**REQUIRED TASK**
Will you give every entry again exactly as it stands?

▽

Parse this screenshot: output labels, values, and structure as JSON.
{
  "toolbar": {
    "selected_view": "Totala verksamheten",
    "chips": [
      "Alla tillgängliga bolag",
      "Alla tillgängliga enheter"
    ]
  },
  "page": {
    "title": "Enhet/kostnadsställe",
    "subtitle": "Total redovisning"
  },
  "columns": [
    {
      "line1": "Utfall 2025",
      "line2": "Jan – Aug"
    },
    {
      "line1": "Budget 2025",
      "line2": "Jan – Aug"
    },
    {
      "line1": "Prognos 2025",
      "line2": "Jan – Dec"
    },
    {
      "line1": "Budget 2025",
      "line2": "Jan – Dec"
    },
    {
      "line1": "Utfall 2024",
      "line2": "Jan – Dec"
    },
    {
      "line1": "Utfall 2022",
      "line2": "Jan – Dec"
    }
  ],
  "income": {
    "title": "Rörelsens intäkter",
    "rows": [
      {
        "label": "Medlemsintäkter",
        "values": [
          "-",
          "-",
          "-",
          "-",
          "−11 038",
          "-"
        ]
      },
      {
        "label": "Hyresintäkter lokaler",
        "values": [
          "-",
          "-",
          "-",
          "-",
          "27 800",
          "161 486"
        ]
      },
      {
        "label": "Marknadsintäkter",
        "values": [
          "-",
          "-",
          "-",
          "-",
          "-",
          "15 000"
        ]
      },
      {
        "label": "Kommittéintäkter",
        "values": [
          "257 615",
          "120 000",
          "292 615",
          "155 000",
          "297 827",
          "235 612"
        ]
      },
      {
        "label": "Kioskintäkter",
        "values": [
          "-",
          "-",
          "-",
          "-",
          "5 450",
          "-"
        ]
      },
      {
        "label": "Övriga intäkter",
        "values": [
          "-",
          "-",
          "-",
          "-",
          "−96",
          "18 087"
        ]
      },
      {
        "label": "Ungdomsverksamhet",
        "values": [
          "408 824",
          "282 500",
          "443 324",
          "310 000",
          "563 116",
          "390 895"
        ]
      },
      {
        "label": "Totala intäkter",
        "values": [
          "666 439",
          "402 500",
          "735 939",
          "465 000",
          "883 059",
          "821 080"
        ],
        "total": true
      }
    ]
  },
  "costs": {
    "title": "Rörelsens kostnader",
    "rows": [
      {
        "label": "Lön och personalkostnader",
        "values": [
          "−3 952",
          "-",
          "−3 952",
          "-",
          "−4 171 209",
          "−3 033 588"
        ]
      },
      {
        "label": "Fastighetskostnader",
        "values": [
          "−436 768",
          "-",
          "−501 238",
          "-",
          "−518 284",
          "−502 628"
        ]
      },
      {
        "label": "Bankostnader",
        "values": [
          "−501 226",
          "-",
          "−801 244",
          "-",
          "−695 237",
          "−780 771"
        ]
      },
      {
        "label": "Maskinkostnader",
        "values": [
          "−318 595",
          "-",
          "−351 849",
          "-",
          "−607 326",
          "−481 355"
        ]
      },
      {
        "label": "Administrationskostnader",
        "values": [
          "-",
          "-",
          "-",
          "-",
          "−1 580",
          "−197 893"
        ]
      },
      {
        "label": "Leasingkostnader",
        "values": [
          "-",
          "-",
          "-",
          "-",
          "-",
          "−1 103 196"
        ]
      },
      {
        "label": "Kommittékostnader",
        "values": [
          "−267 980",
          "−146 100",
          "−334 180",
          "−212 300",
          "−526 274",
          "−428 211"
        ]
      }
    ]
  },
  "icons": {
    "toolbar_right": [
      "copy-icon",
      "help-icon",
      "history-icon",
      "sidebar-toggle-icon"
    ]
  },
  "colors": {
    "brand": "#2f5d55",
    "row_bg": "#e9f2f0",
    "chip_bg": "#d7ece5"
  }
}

△

**EXERCISE ANSWER**
Parse this screenshot: output labels, values, and structure as JSON.
{
  "toolbar": {
    "selected_view": "Totala verksamheten",
    "chips": [
      "Alla tillgängliga bolag",
      "Alla tillgängliga enheter"
    ]
  },
  "page": {
    "title": "Enhet/kostnadsställe",
    "subtitle": "Total redovisning"
  },
  "columns": [
    {
      "line1": "Utfall 2025",
      "line2": "Jan – Aug"
    },
    {
      "line1": "Budget 2025",
      "line2": "Jan – Aug"
    },
    {
      "line1": "Prognos 2025",
      "line2": "Jan – Dec"
    },
    {
      "line1": "Budget 2025",
      "line2": "Jan – Dec"
    },
    {
      "line1": "Utfall 2024",
      "line2": "Jan – Dec"
    },
    {
      "line1": "Utfall 2022",
      "line2": "Jan – Dec"
    }
  ],
  "income": {
    "title": "Rörelsens intäkter",
    "rows": [
      {
        "label": "Medlemsintäkter",
        "values": [
          "-",
          "-",
          "-",
          "-",
          "−11 038",
          "-"
        ]
      },
      {
        "label": "Hyresintäkter lokaler",
        "values": [
          "-",
          "-",
          "-",
          "-",
          "27 800",
          "161 486"
        ]
      },
      {
        "label": "Marknadsintäkter",
        "values": [
          "-",
          "-",
          "-",
          "-",
          "-",
          "15 000"
        ]
      },
      {
        "label": "Kommittéintäkter",
        "values": [
          "257 615",
          "120 000",
          "292 615",
          "155 000",
          "297 827",
          "235 612"
        ]
      },
      {
        "label": "Kioskintäkter",
        "values": [
          "-",
          "-",
          "-",
          "-",
          "5 450",
          "-"
        ]
      },
      {
        "label": "Övriga intäkter",
        "values": [
          "-",
          "-",
          "-",
          "-",
          "−96",
          "18 087"
        ]
      },
      {
        "label": "Ungdomsverksamhet",
        "values": [
          "408 824",
          "282 500",
          "443 324",
          "310 000",
          "563 116",
          "390 895"
        ]
      },
      {
        "label": "Totala intäkter",
        "values": [
          "666 439",
          "402 500",
          "735 939",
          "465 000",
          "883 059",
          "821 080"
        ],
        "total": true
      }
    ]
  },
  "costs": {
    "title": "Rörelsens kostnader",
    "rows": [
      {
        "label": "Lön och personalkostnader",
        "values": [
          "−3 952",
          "-",
          "−3 952",
          "-",
          "−4 171 209",
          "−3 033 588"
        ]
      },
      {
        "label": "Fastighetskostnader",
        "values": [
          "−436 768",
          "-",
          "−501 238",
          "-",
          "−518 284",
          "−502 628"
        ]
      },
      {
        "label": "Bankostnader",
        "values": [
          "−501 226",
          "-",
          "−801 244",
          "-",
          "−695 237",
          "−780 771"
        ]
      },
      {
        "label": "Maskinkostnader",
        "values": [
          "−318 595",
          "-",
          "−351 849",
          "-",
          "−607 326",
          "−481 355"
        ]
      },
      {
        "label": "Administrationskostnader",
        "values": [
          "-",
          "-",
          "-",
          "-",
          "−1 580",
          "−197 893"
        ]
      },
      {
        "label": "Leasingkostnader",
        "values": [
          "-",
          "-",
          "-",
          "-",
          "-",
          "−1 103 196"
        ]
      },
      {
        "label": "Kommittékostnader",
        "values": [
          "−267 980",
          "−146 100",
          "−334 180",
          "−212 300",
          "−526 274",
          "−428 211"
        ]
      }
    ]
  },
  "icons": {
    "toolbar_right": [
      "copy-icon",
      "help-icon",
      "history-icon",
      "sidebar-toggle-icon"
    ]
  },
  "colors": {
    "brand": "#2f5d55",
    "row_bg": "#e9f2f0",
    "chip_bg": "#d7ece5"
  }
}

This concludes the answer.